TASK 1: Print the part of the mailing list thread on page-fault I/O under the VMA lock from "On Sun, May" up to and including "amount of time.".

━━━━━ SOURCE PASSAGE ━━━━━

On Sun, May 17, 2026 at 04:45:15PM +0800, Barry Song wrote:
> On Sat, May 2, 2026 at 1:58 AM Matthew Wilcox <willy@infradead.org> wrote:
> >
> > On Sat, May 02, 2026 at 01:44:34AM +0800, Barry Song wrote:
> > > On Fri, May 1, 2026 at 10:57 PM Matthew Wilcox <willy@infradead.org> wrote:
> > > >
> > > > On Fri, May 01, 2026 at 06:49:58AM +0800, Barry Song wrote:
> > > > > 1. There is no deterministic latency for I/O completion. It depends on
> > > > > both the hardware and the software stack (bio/request queues and the
> > > > > block scheduler). Sometimes the latency is short; at other times it can
> > > > > be quite long. In such cases, a high-priority thread performing operations
> > > > > such as mprotect, unmap, prctl_set_vma, or madvise may be forced to wait
> > > > > for an unpredictable amount of time.
> > > >
> > > > But does that actually happen?  I find it hard to believe that thread A
> > > > unmaps a VMA while thread B is in the middle of taking a page fault in
> > > > that same VMA.  mprotect() and madvise() are more likely to happen, but
> > > > it still seems really unlikely to me.
> > >
> > > It doesn’t have to involve unmapping or applying mprotect to
> > > the entire VMA—just a portion of it is sufficient.
> >
> > Yes, but that still fails to answer "does this actually happen".  How much
> > performance is all this complexity in the page fault handler buying us?
> > If you don't answer this question, I'm just going to go in and rip it
> > all out.
> >
>
> Hi Matthew (and Lorenzo, Jan, and anyone else who may be
> waiting for answers),
>
> As promised during LSF/MM/BPF, we conducted thorough
> testing on Android phones to determine whether performing
> I/O in `filemap_fault()` can block `vma_start_write()`.
> I wanted to give a quick update on this question.
>
> Nanzhe at Xiaomi created tracing scripts and ran various
> applications on Android devices with I/O performed under
> the VMA lock in `filemap_fault()`. We found that:
>
> 1. There are very few cases where unmap() is blocked by
>    page faults. I assume this is due to buggy user code
>    or poor synchronization between reads and unmap().
> So I assume it is not a problem.
>
> 2. We observed many cases where `vma_start_write()`
>    is blocked by page-fault I/O in some applications.
>    The blocking occurs in the `dup_mmap()` path during
>    fork().
>
> With Suren's commit fb49c455323ff ("fork: lock VMAs of
> the parent process when forking"), we now always hold
> `vma_write_lock()` for each VMA. Note that the
> `mmap_lock` write lock is also held, which could lead to
> chained waiting if page-fault I/O is performed without
> releasing the VMA lock.

Hm but did you observe this 'chained waiting'? And what were the latencies?

>
> My gut feeling is that Suren's commit may be overshooting,
> so my rough idea is that we might want to do something like
> the following (we haven't tested it yet and it might be
> wrong):

Yeah I'm really not sure about that.

━━━━━ DATA SHOWN ━━━━━

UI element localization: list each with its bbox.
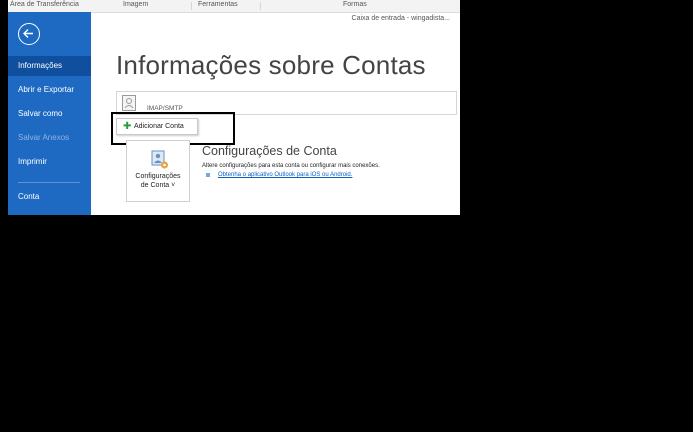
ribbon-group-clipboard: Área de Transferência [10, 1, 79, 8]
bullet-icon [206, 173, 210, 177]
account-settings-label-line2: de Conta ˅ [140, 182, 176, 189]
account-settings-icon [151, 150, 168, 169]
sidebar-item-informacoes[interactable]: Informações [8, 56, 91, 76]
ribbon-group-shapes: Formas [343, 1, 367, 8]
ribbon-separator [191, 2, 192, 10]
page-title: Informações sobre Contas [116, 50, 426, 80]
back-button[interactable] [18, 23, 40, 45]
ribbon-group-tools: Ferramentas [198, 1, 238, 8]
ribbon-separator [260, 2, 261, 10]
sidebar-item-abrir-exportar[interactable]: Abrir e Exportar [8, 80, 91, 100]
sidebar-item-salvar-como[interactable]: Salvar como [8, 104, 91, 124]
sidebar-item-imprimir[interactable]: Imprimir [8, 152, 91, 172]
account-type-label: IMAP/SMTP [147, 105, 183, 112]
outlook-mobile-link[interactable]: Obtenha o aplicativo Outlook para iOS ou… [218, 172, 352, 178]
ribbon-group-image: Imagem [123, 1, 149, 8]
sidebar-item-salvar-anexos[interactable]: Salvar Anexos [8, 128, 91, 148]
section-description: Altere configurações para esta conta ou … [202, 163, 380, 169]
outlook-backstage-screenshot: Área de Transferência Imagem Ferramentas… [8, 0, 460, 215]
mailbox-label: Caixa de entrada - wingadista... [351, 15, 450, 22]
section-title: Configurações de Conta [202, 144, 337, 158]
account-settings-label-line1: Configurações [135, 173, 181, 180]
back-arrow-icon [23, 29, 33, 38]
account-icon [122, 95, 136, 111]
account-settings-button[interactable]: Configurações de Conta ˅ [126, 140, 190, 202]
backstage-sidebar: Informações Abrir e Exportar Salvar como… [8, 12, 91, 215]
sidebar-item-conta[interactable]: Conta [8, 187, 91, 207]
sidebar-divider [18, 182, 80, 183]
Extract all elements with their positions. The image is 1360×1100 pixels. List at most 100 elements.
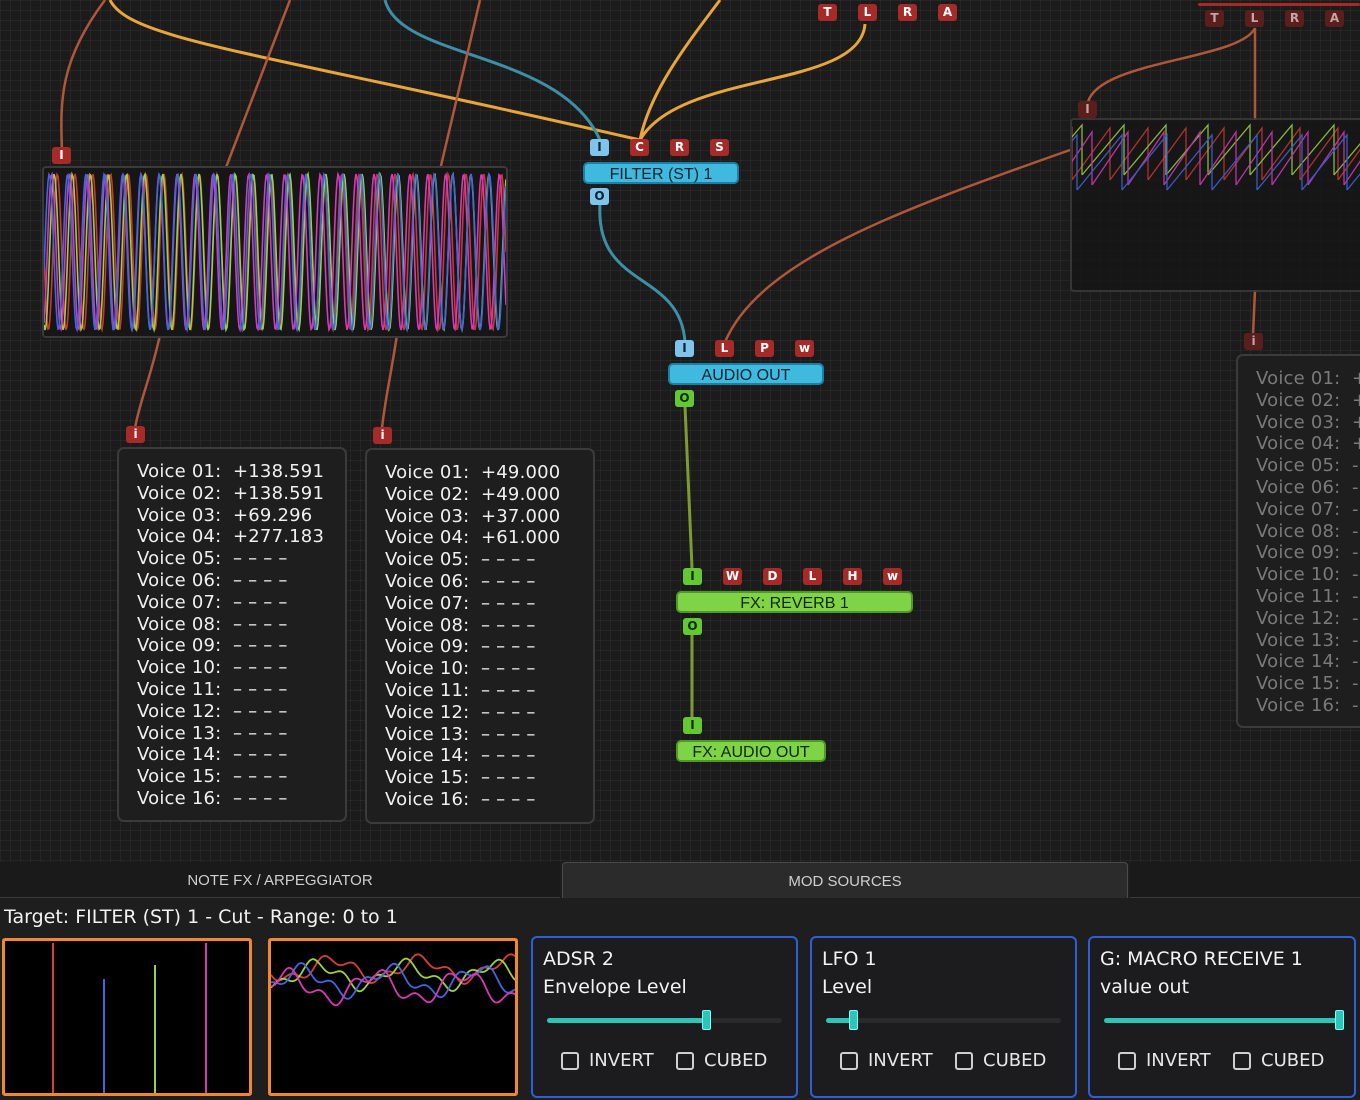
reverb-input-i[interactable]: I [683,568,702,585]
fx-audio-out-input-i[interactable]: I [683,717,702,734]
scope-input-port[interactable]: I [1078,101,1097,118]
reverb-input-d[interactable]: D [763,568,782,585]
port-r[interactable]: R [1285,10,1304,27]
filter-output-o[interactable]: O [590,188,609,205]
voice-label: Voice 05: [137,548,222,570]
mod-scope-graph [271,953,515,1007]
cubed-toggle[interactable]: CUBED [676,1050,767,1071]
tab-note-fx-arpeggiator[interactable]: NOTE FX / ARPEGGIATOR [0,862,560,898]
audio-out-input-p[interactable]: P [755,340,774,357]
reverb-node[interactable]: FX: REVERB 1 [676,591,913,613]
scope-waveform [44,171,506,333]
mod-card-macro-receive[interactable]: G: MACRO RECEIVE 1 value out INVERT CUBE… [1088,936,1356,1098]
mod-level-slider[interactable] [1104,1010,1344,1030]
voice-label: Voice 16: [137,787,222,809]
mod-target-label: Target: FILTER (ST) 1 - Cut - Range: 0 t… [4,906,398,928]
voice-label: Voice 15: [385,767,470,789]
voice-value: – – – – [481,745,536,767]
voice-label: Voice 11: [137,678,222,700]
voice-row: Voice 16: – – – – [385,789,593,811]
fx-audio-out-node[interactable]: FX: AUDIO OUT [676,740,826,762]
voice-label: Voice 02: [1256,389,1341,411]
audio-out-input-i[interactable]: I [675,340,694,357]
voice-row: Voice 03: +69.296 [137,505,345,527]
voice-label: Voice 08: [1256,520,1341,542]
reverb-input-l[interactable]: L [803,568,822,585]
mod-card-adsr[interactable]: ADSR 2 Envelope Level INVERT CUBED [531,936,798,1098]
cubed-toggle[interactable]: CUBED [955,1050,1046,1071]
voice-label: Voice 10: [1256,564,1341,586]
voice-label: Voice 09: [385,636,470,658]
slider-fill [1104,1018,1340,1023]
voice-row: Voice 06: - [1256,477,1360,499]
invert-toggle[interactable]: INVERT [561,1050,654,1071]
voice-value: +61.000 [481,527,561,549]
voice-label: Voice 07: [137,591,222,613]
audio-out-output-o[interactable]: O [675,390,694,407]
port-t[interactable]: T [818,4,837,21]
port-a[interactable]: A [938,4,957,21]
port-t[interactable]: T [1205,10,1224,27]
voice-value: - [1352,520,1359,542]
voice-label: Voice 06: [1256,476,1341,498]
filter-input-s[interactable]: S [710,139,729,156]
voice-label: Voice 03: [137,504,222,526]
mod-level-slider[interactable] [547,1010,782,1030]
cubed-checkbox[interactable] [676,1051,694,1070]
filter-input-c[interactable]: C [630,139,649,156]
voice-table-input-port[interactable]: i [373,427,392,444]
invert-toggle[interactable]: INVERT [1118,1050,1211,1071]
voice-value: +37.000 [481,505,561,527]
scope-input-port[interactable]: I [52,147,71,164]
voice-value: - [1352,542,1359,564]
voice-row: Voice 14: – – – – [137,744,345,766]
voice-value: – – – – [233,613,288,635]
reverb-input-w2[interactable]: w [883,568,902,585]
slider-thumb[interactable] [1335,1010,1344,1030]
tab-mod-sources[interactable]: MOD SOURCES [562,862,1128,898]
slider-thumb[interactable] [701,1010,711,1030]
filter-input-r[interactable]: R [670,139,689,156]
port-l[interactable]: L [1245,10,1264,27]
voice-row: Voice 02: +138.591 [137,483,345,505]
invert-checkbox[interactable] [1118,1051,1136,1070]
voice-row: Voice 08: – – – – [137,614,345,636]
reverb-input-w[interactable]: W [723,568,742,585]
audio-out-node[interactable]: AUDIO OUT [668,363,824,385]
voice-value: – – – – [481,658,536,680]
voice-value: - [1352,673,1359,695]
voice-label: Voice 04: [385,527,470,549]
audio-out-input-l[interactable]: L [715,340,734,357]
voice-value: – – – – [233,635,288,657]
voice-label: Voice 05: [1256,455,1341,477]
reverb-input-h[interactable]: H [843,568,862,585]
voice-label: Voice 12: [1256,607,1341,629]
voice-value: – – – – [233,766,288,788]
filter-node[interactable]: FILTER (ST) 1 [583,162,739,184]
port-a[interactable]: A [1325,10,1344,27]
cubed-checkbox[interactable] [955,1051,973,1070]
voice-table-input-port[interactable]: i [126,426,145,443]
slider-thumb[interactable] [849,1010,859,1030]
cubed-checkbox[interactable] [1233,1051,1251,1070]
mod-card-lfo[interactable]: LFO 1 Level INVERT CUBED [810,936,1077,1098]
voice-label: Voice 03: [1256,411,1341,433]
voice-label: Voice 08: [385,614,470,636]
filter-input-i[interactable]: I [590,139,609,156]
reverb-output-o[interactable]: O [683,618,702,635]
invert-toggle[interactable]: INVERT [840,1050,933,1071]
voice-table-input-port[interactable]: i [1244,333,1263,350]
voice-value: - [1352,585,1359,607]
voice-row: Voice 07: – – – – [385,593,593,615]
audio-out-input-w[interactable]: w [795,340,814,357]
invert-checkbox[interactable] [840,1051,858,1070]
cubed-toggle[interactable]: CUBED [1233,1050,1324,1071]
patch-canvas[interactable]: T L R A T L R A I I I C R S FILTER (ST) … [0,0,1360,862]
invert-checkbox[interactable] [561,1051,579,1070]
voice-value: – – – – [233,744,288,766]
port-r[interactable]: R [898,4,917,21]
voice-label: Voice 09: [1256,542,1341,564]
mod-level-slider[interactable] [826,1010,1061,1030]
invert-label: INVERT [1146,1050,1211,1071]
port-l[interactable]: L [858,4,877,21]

━━━━━

TASK 2: Arrange the lines of the listing, from the line with "ribbon-group-clipboard: Área de" up to and including the line with "account-settings-label-line1: Configurações [135, 173, 181, 180]", as a Markdown table with the columns Row and Line. Put the row number under Row and the line under Line, and leave out blank lines.

TASK RESPONSE 1:
On Sun, May 17, 2026 at 04:45:15PM +0800, Barry Song wrote:
> On Sat, May 2, 2026 at 1:58 AM Matthew Wilcox <willy@infradead.org> wrote:
> >
> > On Sat, May 02, 2026 at 01:44:34AM +0800, Barry Song wrote:
> > > On Fri, May 1, 2026 at 10:57 PM Matthew Wilcox <willy@infradead.org> wrote:
> > > >
> > > > On Fri, May 01, 2026 at 06:49:58AM +0800, Barry Song wrote:
> > > > > 1. There is no deterministic latency for I/O completion. It depends on
> > > > > both the hardware and the software stack (bio/request queues and the
> > > > > block scheduler). Sometimes the latency is short; at other times it can
> > > > > be quite long. In such cases, a high-priority thread performing operations
> > > > > such as mprotect, unmap, prctl_set_vma, or madvise may be forced to wait
> > > > > for an unpredictable amount of time.

TASK RESPONSE 2:
| Row | Line |
|---|---|
| 1 | ribbon-group-clipboard: Área de Transferência [10, 1, 79, 8] |
| 2 | bullet-icon [206, 173, 210, 177] |
| 3 | account-settings-label-line2: de Conta ˅ [140, 182, 176, 189] |
| 4 | account-settings-icon [151, 150, 168, 169] |
| 5 | sidebar-item-informacoes[interactable]: Informações [8, 56, 91, 76] |
| 6 | ribbon-group-shapes: Formas [343, 1, 367, 8] |
| 7 | ribbon-separator [191, 2, 192, 10] |
| 8 | page-title: Informações sobre Contas [116, 50, 426, 80] |
| 9 | back-button[interactable] [18, 23, 40, 45] |
| 10 | ribbon-group-tools: Ferramentas [198, 1, 238, 8] |
| 11 | ribbon-separator [260, 2, 261, 10] |
| 12 | sidebar-item-abrir-exportar[interactable]: Abrir e Exportar [8, 80, 91, 100] |
| 13 | sidebar-item-salvar-como[interactable]: Salvar como [8, 104, 91, 124] |
| 14 | sidebar-item-imprimir[interactable]: Imprimir [8, 152, 91, 172] |
| 15 | account-type-label: IMAP/SMTP [147, 105, 183, 112] |
| 16 | outlook-mobile-link[interactable]: Obtenha o aplicativo Outlook para iOS ou… [218, 172, 352, 178] |
| 17 | ribbon-group-image: Imagem [123, 1, 149, 8] |
| 18 | sidebar-item-salvar-anexos[interactable]: Salvar Anexos [8, 128, 91, 148] |
| 19 | section-description: Altere configurações para esta conta ou … [202, 163, 380, 169] |
| 20 | outlook-backstage-screenshot: Área de Transferência Imagem Ferramentas… [8, 0, 460, 215] |
| 21 | mailbox-label: Caixa de entrada - wingadista... [351, 15, 450, 22] |
| 22 | section-title: Configurações de Conta [202, 144, 337, 158] |
| 23 | account-settings-label-line1: Configurações [135, 173, 181, 180] |